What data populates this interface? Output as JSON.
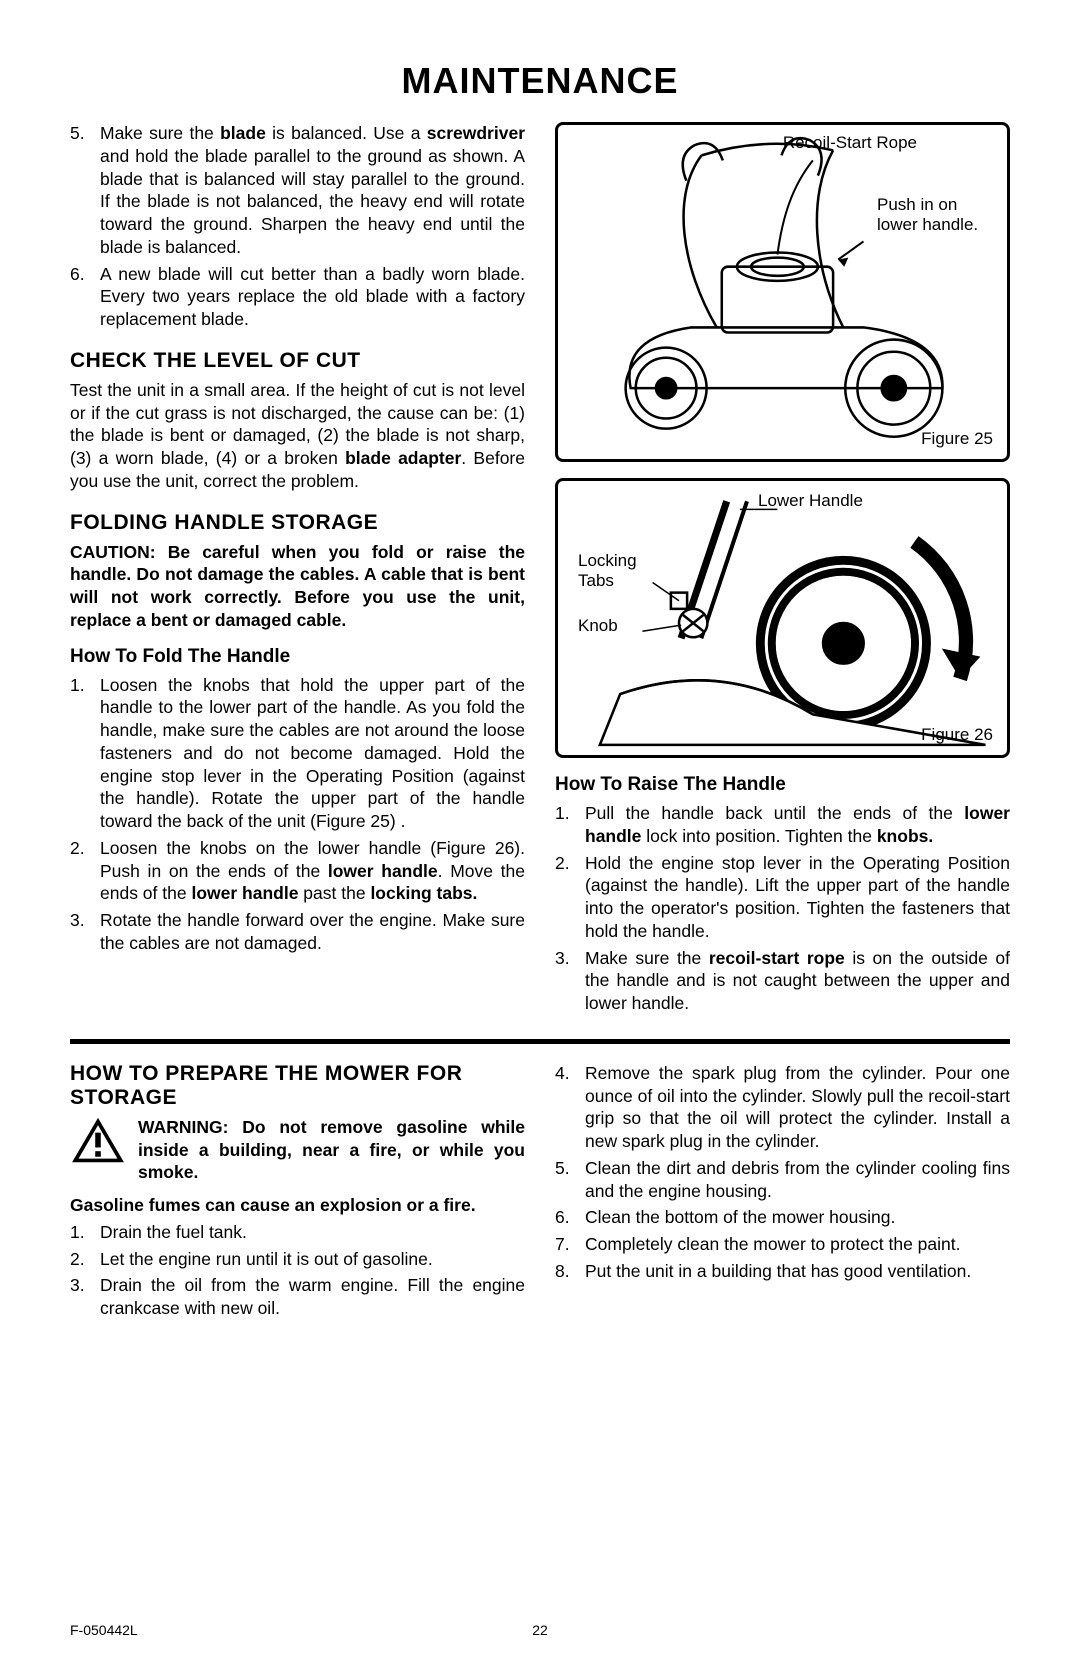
{
  "title": "MAINTENANCE",
  "footer": {
    "doc": "F-050442L",
    "page": "22"
  },
  "left": {
    "item5": "Make sure the <b>blade</b> is balanced. Use a <b>screwdriver</b> and hold the blade parallel to the ground as shown. A blade that is balanced will stay parallel to the ground. If the blade is not balanced, the heavy end will rotate toward the ground. Sharpen the heavy end until the blade is balanced.",
    "item6": "A new blade will cut better than a badly worn blade. Every two years replace the old blade with a factory replacement blade.",
    "check_title": "CHECK THE LEVEL OF CUT",
    "check_body": "Test the unit in a small area. If the height of cut is not level or if the cut grass is not discharged, the cause can be: (1) the blade is bent or damaged, (2) the blade is not sharp, (3) a worn blade, (4) or a broken <b>blade adapter</b>. Before you use the unit, correct the problem.",
    "fold_title": "FOLDING HANDLE STORAGE",
    "fold_caution": "<b>CAUTION: Be careful when you fold or raise the handle. Do not damage the cables. A cable that is bent will not work correctly. Before you use the unit, replace a bent or damaged cable.</b>",
    "fold_h3": "How To Fold The Handle",
    "fold1": "Loosen the knobs that hold the upper part of the handle to the lower part of the handle. As you fold the handle, make sure the cables are not around the loose fasteners and do not become damaged. Hold the engine stop lever in the Operating Position (against the handle). Rotate the upper part of the handle toward the back of the unit (Figure 25) .",
    "fold2": "Loosen the knobs on the lower handle (Figure 26). Push in on the ends of the <b>lower handle</b>. Move the ends of the <b>lower handle</b> past the <b>locking tabs.</b>",
    "fold3": "Rotate the handle forward over the engine. Make sure the cables are not damaged."
  },
  "fig25": {
    "recoil": "Recoil-Start  Rope",
    "push": "Push in on lower handle.",
    "cap": "Figure 25"
  },
  "fig26": {
    "lower": "Lower Handle",
    "tabs": "Locking Tabs",
    "knob": "Knob",
    "cap": "Figure 26"
  },
  "raise": {
    "title": "How To Raise The Handle",
    "i1": "Pull the handle back until the ends of the <b>lower handle</b> lock into position. Tighten the <b>knobs.</b>",
    "i2": "Hold the engine stop lever in the Operating Position (against the handle). Lift the upper part of the handle into the operator's position. Tighten the fasteners that hold the handle.",
    "i3": "Make sure the <b>recoil-start rope</b> is on the outside of the handle and is not caught between the upper and lower handle."
  },
  "storage": {
    "title": "HOW TO PREPARE THE MOWER FOR STORAGE",
    "warn_lead": "<b>WARNING: Do not remove gasoline while inside a building, near a fire, or while you smoke.</b>",
    "warn_tail": "<b>Gasoline fumes can cause an explosion or a fire.</b>",
    "l1": "Drain the fuel tank.",
    "l2": "Let the engine run until it is out of gasoline.",
    "l3": "Drain the oil from the warm engine. Fill the engine crankcase with new oil.",
    "r4": "Remove the spark plug from the cylinder. Pour one ounce of oil into the cylinder. Slowly pull the recoil-start grip so that the oil will protect the cylinder. Install a new spark plug in the cylinder.",
    "r5": "Clean the dirt and debris from the cylinder cooling fins and the engine housing.",
    "r6": "Clean the bottom of the mower housing.",
    "r7": "Completely clean the mower to protect the paint.",
    "r8": "Put the unit in a building that has good ventilation."
  }
}
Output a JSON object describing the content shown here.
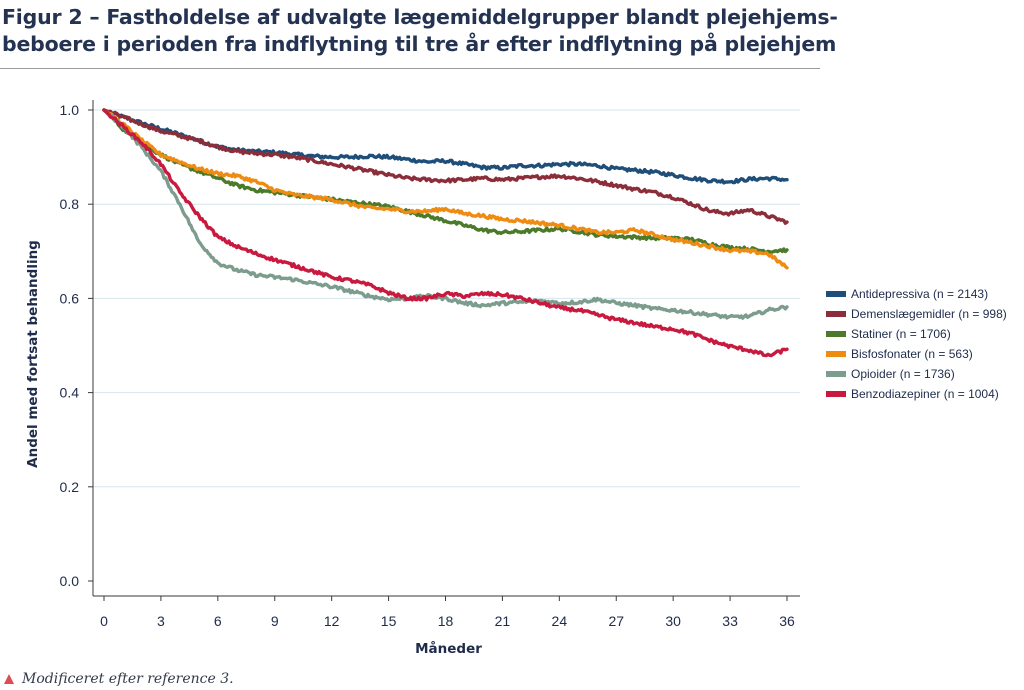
{
  "figure": {
    "title_line1": "Figur 2 – Fastholdelse af udvalgte lægemiddelgrupper blandt plejehjems-",
    "title_line2": "beboere i perioden fra indflytning til tre år efter indflytning på plejehjem",
    "footnote": "Modificeret efter reference 3.",
    "footnote_mark_color": "#e04a55"
  },
  "chart_data": {
    "type": "line",
    "title": "",
    "xlabel": "Måneder",
    "ylabel": "Andel med fortsat behandling",
    "xlim": [
      0,
      36
    ],
    "ylim": [
      0,
      1.0
    ],
    "x_ticks": [
      0,
      3,
      6,
      9,
      12,
      15,
      18,
      21,
      24,
      27,
      30,
      33,
      36
    ],
    "y_ticks": [
      0.0,
      0.2,
      0.4,
      0.6,
      0.8,
      1.0
    ],
    "y_tick_labels": [
      "0.0",
      "0.2",
      "0.4",
      "0.6",
      "0.8",
      "1.0"
    ],
    "grid": "horizontal",
    "legend_position": "right",
    "series": [
      {
        "name": "Antidepressiva (n = 2143)",
        "color": "#1f4e79",
        "x": [
          0,
          1,
          2,
          3,
          4,
          5,
          6,
          7,
          8,
          9,
          10,
          11,
          12,
          13,
          14,
          15,
          16,
          17,
          18,
          19,
          20,
          21,
          22,
          23,
          24,
          25,
          26,
          27,
          28,
          29,
          30,
          31,
          32,
          33,
          34,
          35,
          36
        ],
        "y": [
          1.0,
          0.985,
          0.972,
          0.96,
          0.948,
          0.935,
          0.922,
          0.915,
          0.912,
          0.91,
          0.906,
          0.902,
          0.9,
          0.9,
          0.902,
          0.9,
          0.895,
          0.89,
          0.892,
          0.885,
          0.878,
          0.877,
          0.882,
          0.882,
          0.885,
          0.885,
          0.882,
          0.875,
          0.872,
          0.868,
          0.862,
          0.855,
          0.85,
          0.848,
          0.853,
          0.855,
          0.852
        ]
      },
      {
        "name": "Demenslægemidler (n = 998)",
        "color": "#8b2e3a",
        "x": [
          0,
          1,
          2,
          3,
          4,
          5,
          6,
          7,
          8,
          9,
          10,
          11,
          12,
          13,
          14,
          15,
          16,
          17,
          18,
          19,
          20,
          21,
          22,
          23,
          24,
          25,
          26,
          27,
          28,
          29,
          30,
          31,
          32,
          33,
          34,
          35,
          36
        ],
        "y": [
          1.0,
          0.985,
          0.97,
          0.955,
          0.945,
          0.935,
          0.922,
          0.912,
          0.908,
          0.905,
          0.9,
          0.893,
          0.885,
          0.878,
          0.87,
          0.862,
          0.855,
          0.852,
          0.85,
          0.852,
          0.855,
          0.852,
          0.855,
          0.858,
          0.86,
          0.855,
          0.848,
          0.84,
          0.832,
          0.825,
          0.815,
          0.8,
          0.785,
          0.78,
          0.788,
          0.775,
          0.762
        ]
      },
      {
        "name": "Statiner (n = 1706)",
        "color": "#4a7a2a",
        "x": [
          0,
          1,
          2,
          3,
          4,
          5,
          6,
          7,
          8,
          9,
          10,
          11,
          12,
          13,
          14,
          15,
          16,
          17,
          18,
          19,
          20,
          21,
          22,
          23,
          24,
          25,
          26,
          27,
          28,
          29,
          30,
          31,
          32,
          33,
          34,
          35,
          36
        ],
        "y": [
          1.0,
          0.96,
          0.93,
          0.905,
          0.885,
          0.87,
          0.855,
          0.84,
          0.83,
          0.825,
          0.82,
          0.815,
          0.81,
          0.805,
          0.8,
          0.795,
          0.785,
          0.775,
          0.765,
          0.755,
          0.745,
          0.74,
          0.742,
          0.745,
          0.748,
          0.742,
          0.735,
          0.732,
          0.73,
          0.728,
          0.728,
          0.725,
          0.715,
          0.708,
          0.705,
          0.7,
          0.703
        ]
      },
      {
        "name": "Bisfosfonater (n = 563)",
        "color": "#ee8b12",
        "x": [
          0,
          1,
          2,
          3,
          4,
          5,
          6,
          7,
          8,
          9,
          10,
          11,
          12,
          13,
          14,
          15,
          16,
          17,
          18,
          19,
          20,
          21,
          22,
          23,
          24,
          25,
          26,
          27,
          28,
          29,
          30,
          31,
          32,
          33,
          34,
          35,
          36
        ],
        "y": [
          1.0,
          0.97,
          0.935,
          0.905,
          0.89,
          0.875,
          0.865,
          0.86,
          0.848,
          0.83,
          0.82,
          0.815,
          0.81,
          0.8,
          0.792,
          0.79,
          0.785,
          0.785,
          0.79,
          0.78,
          0.775,
          0.768,
          0.765,
          0.76,
          0.755,
          0.748,
          0.74,
          0.74,
          0.745,
          0.735,
          0.725,
          0.718,
          0.71,
          0.702,
          0.7,
          0.695,
          0.665
        ]
      },
      {
        "name": "Opioider (n = 1736)",
        "color": "#7c9c8e",
        "x": [
          0,
          1,
          2,
          3,
          4,
          5,
          6,
          7,
          8,
          9,
          10,
          11,
          12,
          13,
          14,
          15,
          16,
          17,
          18,
          19,
          20,
          21,
          22,
          23,
          24,
          25,
          26,
          27,
          28,
          29,
          30,
          31,
          32,
          33,
          34,
          35,
          36
        ],
        "y": [
          1.0,
          0.965,
          0.92,
          0.87,
          0.8,
          0.72,
          0.675,
          0.66,
          0.65,
          0.645,
          0.64,
          0.632,
          0.625,
          0.615,
          0.605,
          0.598,
          0.6,
          0.605,
          0.6,
          0.59,
          0.585,
          0.59,
          0.592,
          0.595,
          0.59,
          0.592,
          0.598,
          0.59,
          0.585,
          0.578,
          0.575,
          0.57,
          0.565,
          0.56,
          0.562,
          0.575,
          0.582
        ]
      },
      {
        "name": "Benzodiazepiner (n = 1004)",
        "color": "#c8193e",
        "x": [
          0,
          1,
          2,
          3,
          4,
          5,
          6,
          7,
          8,
          9,
          10,
          11,
          12,
          13,
          14,
          15,
          16,
          17,
          18,
          19,
          20,
          21,
          22,
          23,
          24,
          25,
          26,
          27,
          28,
          29,
          30,
          31,
          32,
          33,
          34,
          35,
          36
        ],
        "y": [
          1.0,
          0.965,
          0.93,
          0.885,
          0.825,
          0.775,
          0.73,
          0.71,
          0.695,
          0.682,
          0.67,
          0.658,
          0.645,
          0.638,
          0.628,
          0.612,
          0.6,
          0.6,
          0.61,
          0.605,
          0.61,
          0.608,
          0.6,
          0.59,
          0.58,
          0.575,
          0.565,
          0.555,
          0.548,
          0.54,
          0.535,
          0.525,
          0.51,
          0.498,
          0.49,
          0.478,
          0.492
        ]
      }
    ]
  }
}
__________
■ Task requirements
Pull out the lines above in which the word "fire" appears.

■ Full response
    "warn_lead": "<b>WARNING: Do not remove gasoline while inside a building, near a fire, or while you smoke.</b>",
    "warn_tail": "<b>Gasoline fumes can cause an explosion or a fire.</b>",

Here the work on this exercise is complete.